## Problem requirements
Check each line below for the word "title", and copy those that have it.

## Exercise material
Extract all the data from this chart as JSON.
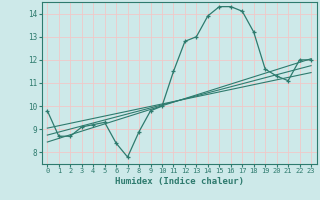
{
  "title": "",
  "xlabel": "Humidex (Indice chaleur)",
  "ylabel": "",
  "background_color": "#cde9e9",
  "grid_color": "#f0c8c8",
  "line_color": "#2e7b6e",
  "xlim": [
    -0.5,
    23.5
  ],
  "ylim": [
    7.5,
    14.5
  ],
  "xticks": [
    0,
    1,
    2,
    3,
    4,
    5,
    6,
    7,
    8,
    9,
    10,
    11,
    12,
    13,
    14,
    15,
    16,
    17,
    18,
    19,
    20,
    21,
    22,
    23
  ],
  "yticks": [
    8,
    9,
    10,
    11,
    12,
    13,
    14
  ],
  "curve1_x": [
    0,
    1,
    2,
    3,
    4,
    5,
    6,
    7,
    8,
    9,
    10,
    11,
    12,
    13,
    14,
    15,
    16,
    17,
    18,
    19,
    20,
    21,
    22,
    23
  ],
  "curve1_y": [
    9.8,
    8.7,
    8.7,
    9.1,
    9.2,
    9.3,
    8.4,
    7.8,
    8.9,
    9.8,
    10.0,
    11.5,
    12.8,
    13.0,
    13.9,
    14.3,
    14.3,
    14.1,
    13.2,
    11.6,
    11.3,
    11.1,
    12.0,
    12.0
  ],
  "trend1_start": 8.45,
  "trend1_end": 12.05,
  "trend2_start": 8.75,
  "trend2_end": 11.75,
  "trend3_start": 9.05,
  "trend3_end": 11.45
}
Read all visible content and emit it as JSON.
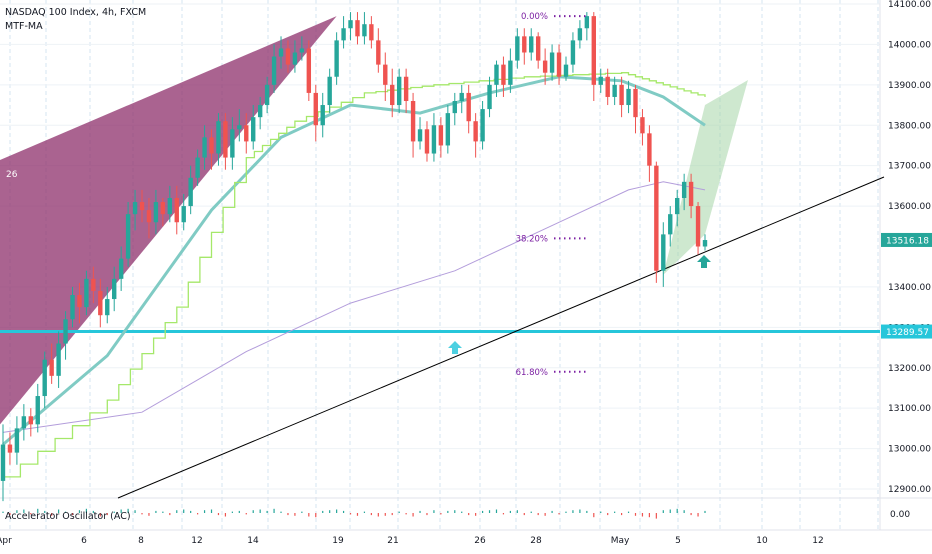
{
  "chart_data": {
    "type": "candlestick",
    "title": "NASDAQ 100 Index, 4h, FXCM",
    "indicator_label": "MTF-MA",
    "oscillator_label": "Accelerator Oscillator (AC)",
    "oscillator_value": "0.00",
    "price_axis_ticks": [
      "14100.00",
      "14000.00",
      "13900.00",
      "13800.00",
      "13700.00",
      "13600.00",
      "13400.00",
      "13300.00",
      "13200.00",
      "13100.00",
      "13000.00",
      "12900.00"
    ],
    "price_axis_values": [
      14100,
      14000,
      13900,
      13800,
      13700,
      13600,
      13400,
      13300,
      13200,
      13100,
      13000,
      12900
    ],
    "date_ticks": [
      "Apr",
      "6",
      "8",
      "12",
      "14",
      "19",
      "21",
      "26",
      "28",
      "May",
      "5",
      "10",
      "12"
    ],
    "price_badges": [
      {
        "label": "13516.18",
        "value": 13516.18,
        "color": "#26a69a"
      },
      {
        "label": "13289.57",
        "value": 13289.57,
        "color": "#26c6da"
      }
    ],
    "horizontal_line": {
      "value": 13289.57,
      "color": "#26c6da"
    },
    "fib_levels": [
      {
        "label": "0.00%",
        "value": 14070
      },
      {
        "label": "38.20%",
        "value": 13520
      },
      {
        "label": "61.80%",
        "value": 13190
      }
    ],
    "pattern_label": "26",
    "ylim": [
      12850,
      14110
    ],
    "colors": {
      "up": "#26a69a",
      "down": "#ef5350",
      "ma_fast": "#80cbc4",
      "ma_slow": "#a5e86a",
      "ma_long": "#b39ddb",
      "pattern_left": "#8e2f6b",
      "pattern_right": "#a5d6a7",
      "arrow": "#26a69a",
      "arrow_cyan": "#4dd0e1"
    },
    "icons": [
      "up-arrow-icon",
      "up-arrow-icon"
    ],
    "series_candles": [
      [
        12920,
        13010,
        12870,
        13060
      ],
      [
        13010,
        12990,
        12960,
        13040
      ],
      [
        12990,
        13050,
        12960,
        13080
      ],
      [
        13050,
        13080,
        13020,
        13110
      ],
      [
        13080,
        13060,
        13030,
        13100
      ],
      [
        13060,
        13130,
        13040,
        13160
      ],
      [
        13130,
        13220,
        13100,
        13240
      ],
      [
        13220,
        13180,
        13160,
        13260
      ],
      [
        13180,
        13260,
        13150,
        13290
      ],
      [
        13260,
        13320,
        13220,
        13340
      ],
      [
        13320,
        13380,
        13300,
        13400
      ],
      [
        13380,
        13350,
        13310,
        13410
      ],
      [
        13350,
        13420,
        13330,
        13440
      ],
      [
        13420,
        13390,
        13360,
        13450
      ],
      [
        13390,
        13330,
        13300,
        13420
      ],
      [
        13330,
        13370,
        13310,
        13400
      ],
      [
        13370,
        13420,
        13340,
        13450
      ],
      [
        13420,
        13470,
        13390,
        13500
      ],
      [
        13470,
        13580,
        13450,
        13610
      ],
      [
        13580,
        13610,
        13540,
        13640
      ],
      [
        13610,
        13590,
        13560,
        13640
      ],
      [
        13590,
        13560,
        13520,
        13620
      ],
      [
        13560,
        13610,
        13530,
        13640
      ],
      [
        13610,
        13580,
        13550,
        13620
      ],
      [
        13580,
        13620,
        13560,
        13650
      ],
      [
        13620,
        13560,
        13530,
        13650
      ],
      [
        13560,
        13600,
        13540,
        13630
      ],
      [
        13600,
        13670,
        13580,
        13700
      ],
      [
        13670,
        13720,
        13650,
        13740
      ],
      [
        13720,
        13770,
        13690,
        13800
      ],
      [
        13770,
        13730,
        13690,
        13790
      ],
      [
        13730,
        13810,
        13700,
        13830
      ],
      [
        13810,
        13720,
        13690,
        13830
      ],
      [
        13720,
        13790,
        13690,
        13820
      ],
      [
        13790,
        13800,
        13760,
        13840
      ],
      [
        13800,
        13760,
        13730,
        13830
      ],
      [
        13760,
        13820,
        13740,
        13850
      ],
      [
        13820,
        13850,
        13790,
        13870
      ],
      [
        13850,
        13900,
        13830,
        13920
      ],
      [
        13900,
        13970,
        13880,
        14000
      ],
      [
        13970,
        13990,
        13940,
        14020
      ],
      [
        13990,
        13950,
        13930,
        14010
      ],
      [
        13950,
        13980,
        13930,
        14010
      ],
      [
        13980,
        13990,
        13960,
        14020
      ],
      [
        13990,
        13880,
        13860,
        14010
      ],
      [
        13880,
        13800,
        13760,
        13900
      ],
      [
        13800,
        13850,
        13770,
        13880
      ],
      [
        13850,
        13920,
        13830,
        13940
      ],
      [
        13920,
        14010,
        13900,
        14030
      ],
      [
        14010,
        14040,
        13990,
        14070
      ],
      [
        14040,
        14060,
        14010,
        14080
      ],
      [
        14060,
        14020,
        14000,
        14080
      ],
      [
        14020,
        14050,
        14000,
        14080
      ],
      [
        14050,
        14010,
        13990,
        14070
      ],
      [
        14010,
        13950,
        13930,
        14040
      ],
      [
        13950,
        13900,
        13860,
        13980
      ],
      [
        13900,
        13850,
        13820,
        13940
      ],
      [
        13850,
        13920,
        13830,
        13940
      ],
      [
        13920,
        13860,
        13830,
        13940
      ],
      [
        13860,
        13760,
        13720,
        13880
      ],
      [
        13760,
        13790,
        13740,
        13820
      ],
      [
        13790,
        13730,
        13710,
        13810
      ],
      [
        13730,
        13800,
        13710,
        13830
      ],
      [
        13800,
        13750,
        13720,
        13820
      ],
      [
        13750,
        13830,
        13730,
        13850
      ],
      [
        13830,
        13860,
        13800,
        13880
      ],
      [
        13860,
        13880,
        13830,
        13900
      ],
      [
        13880,
        13810,
        13780,
        13900
      ],
      [
        13810,
        13760,
        13720,
        13830
      ],
      [
        13760,
        13840,
        13740,
        13860
      ],
      [
        13840,
        13900,
        13820,
        13920
      ],
      [
        13900,
        13950,
        13870,
        13960
      ],
      [
        13950,
        13900,
        13870,
        13970
      ],
      [
        13900,
        13960,
        13880,
        13990
      ],
      [
        13960,
        14020,
        13940,
        14040
      ],
      [
        14020,
        13980,
        13950,
        14040
      ],
      [
        13980,
        14020,
        13960,
        14040
      ],
      [
        14020,
        13960,
        13940,
        14030
      ],
      [
        13960,
        13930,
        13900,
        13990
      ],
      [
        13930,
        13980,
        13910,
        14000
      ],
      [
        13980,
        13920,
        13900,
        14000
      ],
      [
        13920,
        13950,
        13910,
        13970
      ],
      [
        13950,
        14010,
        13930,
        14030
      ],
      [
        14010,
        14040,
        13990,
        14060
      ],
      [
        14040,
        14070,
        14010,
        14080
      ],
      [
        14070,
        13900,
        13860,
        14080
      ],
      [
        13900,
        13920,
        13880,
        13940
      ],
      [
        13920,
        13870,
        13850,
        13940
      ],
      [
        13870,
        13900,
        13850,
        13920
      ],
      [
        13900,
        13850,
        13820,
        13920
      ],
      [
        13850,
        13890,
        13830,
        13910
      ],
      [
        13890,
        13820,
        13780,
        13900
      ],
      [
        13820,
        13780,
        13750,
        13840
      ],
      [
        13780,
        13700,
        13660,
        13800
      ],
      [
        13700,
        13440,
        13410,
        13710
      ],
      [
        13440,
        13530,
        13400,
        13560
      ],
      [
        13530,
        13580,
        13500,
        13600
      ],
      [
        13580,
        13620,
        13550,
        13640
      ],
      [
        13620,
        13660,
        13590,
        13680
      ],
      [
        13660,
        13600,
        13570,
        13680
      ],
      [
        13600,
        13500,
        13480,
        13610
      ],
      [
        13500,
        13516,
        13490,
        13530
      ]
    ],
    "trendline": [
      [
        0,
        12880
      ],
      [
        100,
        13550
      ]
    ],
    "ma_fast": [
      [
        0,
        13010
      ],
      [
        15,
        13230
      ],
      [
        30,
        13590
      ],
      [
        40,
        13770
      ],
      [
        50,
        13850
      ],
      [
        60,
        13830
      ],
      [
        70,
        13880
      ],
      [
        80,
        13920
      ],
      [
        89,
        13910
      ],
      [
        95,
        13870
      ],
      [
        101,
        13800
      ]
    ],
    "ma_slow": [
      [
        0,
        12930
      ],
      [
        15,
        13120
      ],
      [
        25,
        13350
      ],
      [
        35,
        13720
      ],
      [
        42,
        13810
      ],
      [
        52,
        13880
      ],
      [
        62,
        13900
      ],
      [
        75,
        13920
      ],
      [
        89,
        13930
      ],
      [
        95,
        13900
      ],
      [
        101,
        13870
      ]
    ],
    "ma_long": [
      [
        0,
        13040
      ],
      [
        20,
        13090
      ],
      [
        35,
        13240
      ],
      [
        50,
        13360
      ],
      [
        65,
        13440
      ],
      [
        80,
        13560
      ],
      [
        90,
        13640
      ],
      [
        95,
        13660
      ],
      [
        101,
        13640
      ]
    ],
    "oscillator": [
      0.2,
      -0.3,
      0.4,
      0.5,
      -0.2,
      0.6,
      0.3,
      -0.4,
      0.5,
      0.2,
      -0.3,
      0.4,
      0.6,
      0.3,
      -0.5,
      -0.3,
      0.2,
      0.5,
      0.6,
      0.4,
      -0.2,
      -0.4,
      0.3,
      0.2,
      -0.3,
      0.4,
      0.5,
      0.3,
      -0.2,
      0.4,
      0.5,
      -0.3,
      -0.5,
      0.2,
      0.3,
      -0.2,
      0.4,
      0.5,
      0.3,
      0.6,
      0.2,
      -0.3,
      -0.4,
      0.2,
      -0.5,
      -0.6,
      0.3,
      0.4,
      0.5,
      0.3,
      -0.2,
      -0.4,
      0.2,
      -0.3,
      -0.5,
      -0.4,
      -0.3,
      0.2,
      -0.2,
      -0.5,
      0.3,
      -0.3,
      0.4,
      -0.2,
      0.3,
      0.4,
      0.2,
      -0.3,
      -0.4,
      0.3,
      0.4,
      0.5,
      -0.2,
      0.3,
      0.4,
      -0.3,
      0.2,
      -0.3,
      -0.4,
      0.3,
      -0.2,
      0.2,
      0.4,
      0.5,
      0.3,
      -0.6,
      0.2,
      -0.3,
      0.2,
      -0.3,
      0.2,
      -0.4,
      -0.5,
      -0.6,
      -0.8,
      0.4,
      0.5,
      0.6,
      0.4,
      -0.3,
      -0.5,
      0.3
    ]
  }
}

## Response
  "title": "",
    "title": "NASDAQ 100 Index, 4h, FXCM",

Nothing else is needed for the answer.